— Begin —

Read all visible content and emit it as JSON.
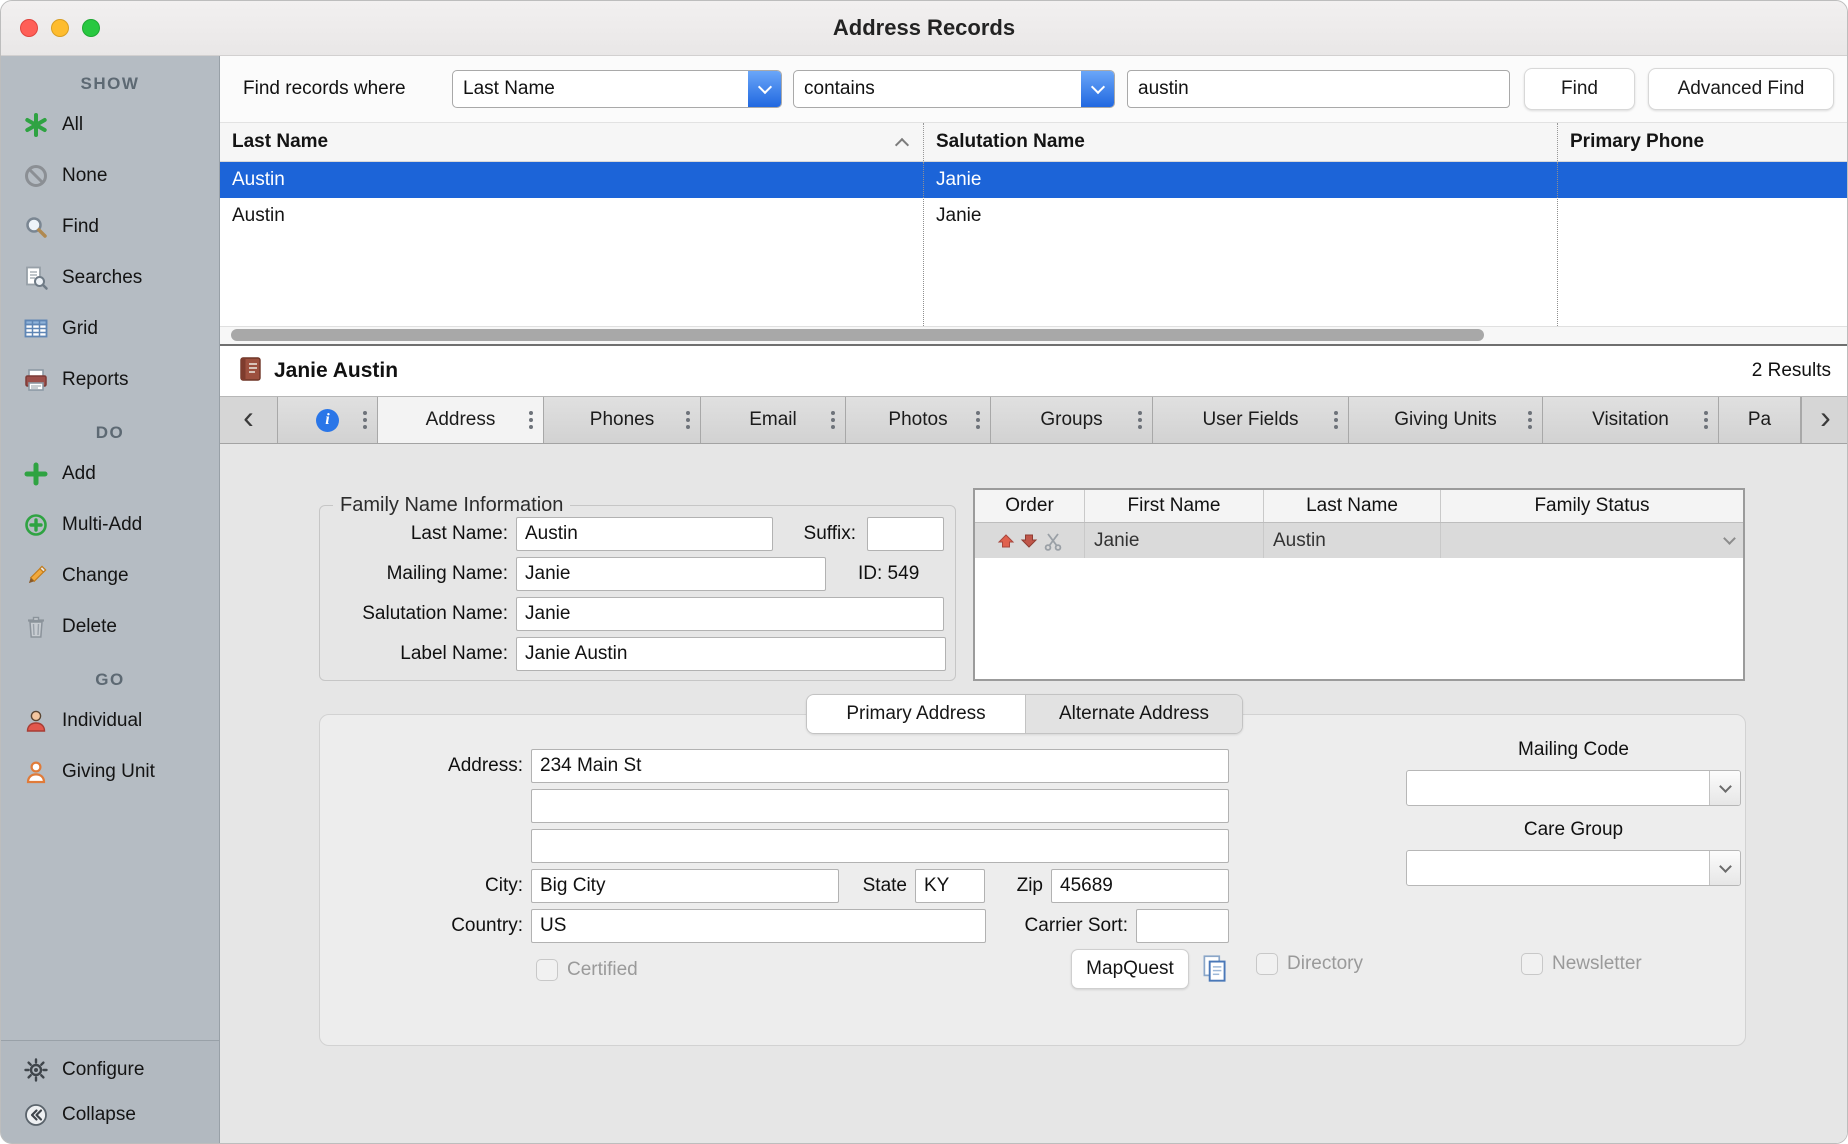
{
  "colors": {
    "selection_blue": "#1c64d8",
    "popup_accent_blue": "#2168e0",
    "sidebar_gray": "#b5bcc3",
    "content_gray": "#e6e6e6",
    "traffic_red": "#ff5f57",
    "traffic_yellow": "#febc2e",
    "traffic_green": "#28c840"
  },
  "window": {
    "title": "Address Records"
  },
  "sidebar": {
    "sections": [
      {
        "header": "SHOW",
        "items": [
          {
            "label": "All",
            "icon": "asterisk-icon"
          },
          {
            "label": "None",
            "icon": "no-circle-icon"
          },
          {
            "label": "Find",
            "icon": "magnifier-icon"
          },
          {
            "label": "Searches",
            "icon": "saved-search-icon"
          },
          {
            "label": "Grid",
            "icon": "grid-icon"
          },
          {
            "label": "Reports",
            "icon": "report-icon"
          }
        ]
      },
      {
        "header": "DO",
        "items": [
          {
            "label": "Add",
            "icon": "plus-icon"
          },
          {
            "label": "Multi-Add",
            "icon": "multi-add-icon"
          },
          {
            "label": "Change",
            "icon": "pencil-icon"
          },
          {
            "label": "Delete",
            "icon": "trash-icon"
          }
        ]
      },
      {
        "header": "GO",
        "items": [
          {
            "label": "Individual",
            "icon": "individual-person-icon"
          },
          {
            "label": "Giving Unit",
            "icon": "giving-unit-person-icon"
          }
        ]
      }
    ],
    "footer": [
      {
        "label": "Configure",
        "icon": "gear-icon"
      },
      {
        "label": "Collapse",
        "icon": "collapse-circle-icon"
      }
    ]
  },
  "find_bar": {
    "label": "Find records where",
    "field_dropdown_value": "Last Name",
    "operator_dropdown_value": "contains",
    "search_value": "austin",
    "find_button": "Find",
    "advanced_find_button": "Advanced Find"
  },
  "results_table": {
    "columns": [
      "Last Name",
      "Salutation Name",
      "Primary Phone"
    ],
    "sort_column": "Last Name",
    "rows": [
      {
        "last_name": "Austin",
        "salutation_name": "Janie",
        "primary_phone": "",
        "selected": true
      },
      {
        "last_name": "Austin",
        "salutation_name": "Janie",
        "primary_phone": "",
        "selected": false
      }
    ]
  },
  "record_header": {
    "name": "Janie Austin",
    "results_count": "2 Results"
  },
  "record_tabs": {
    "items": [
      "Address",
      "Phones",
      "Email",
      "Photos",
      "Groups",
      "User Fields",
      "Giving Units",
      "Visitation",
      "Pa"
    ],
    "active": "Address"
  },
  "family_info": {
    "group_title": "Family Name Information",
    "last_name_label": "Last Name:",
    "last_name": "Austin",
    "suffix_label": "Suffix:",
    "suffix": "",
    "mailing_name_label": "Mailing Name:",
    "mailing_name": "Janie",
    "id_text": "ID: 549",
    "salutation_name_label": "Salutation Name:",
    "salutation_name": "Janie",
    "label_name_label": "Label Name:",
    "label_name": "Janie Austin"
  },
  "family_members": {
    "columns": [
      "Order",
      "First Name",
      "Last Name",
      "Family Status"
    ],
    "rows": [
      {
        "first_name": "Janie",
        "last_name": "Austin",
        "family_status": ""
      }
    ]
  },
  "address_section": {
    "tabs": {
      "primary": "Primary Address",
      "alternate": "Alternate Address",
      "active": "Primary Address"
    },
    "address_label": "Address:",
    "address_line1": "234 Main St",
    "address_line2": "",
    "address_line3": "",
    "city_label": "City:",
    "city": "Big City",
    "state_label": "State",
    "state": "KY",
    "zip_label": "Zip",
    "zip": "45689",
    "country_label": "Country:",
    "country": "US",
    "carrier_sort_label": "Carrier Sort:",
    "carrier_sort": "",
    "certified_label": "Certified",
    "mapquest_button": "MapQuest",
    "mailing_code_label": "Mailing Code",
    "care_group_label": "Care Group",
    "directory_label": "Directory",
    "newsletter_label": "Newsletter"
  }
}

— End —

= Aim of the task =
Look through the entries above; copy every line holding the string "Janie".

= Task answer =
        "salutation_name": "Janie",
        "salutation_name": "Janie",
    "name": "Janie Austin",
    "mailing_name": "Janie",
    "salutation_name": "Janie",
    "label_name": "Janie Austin"
        "first_name": "Janie",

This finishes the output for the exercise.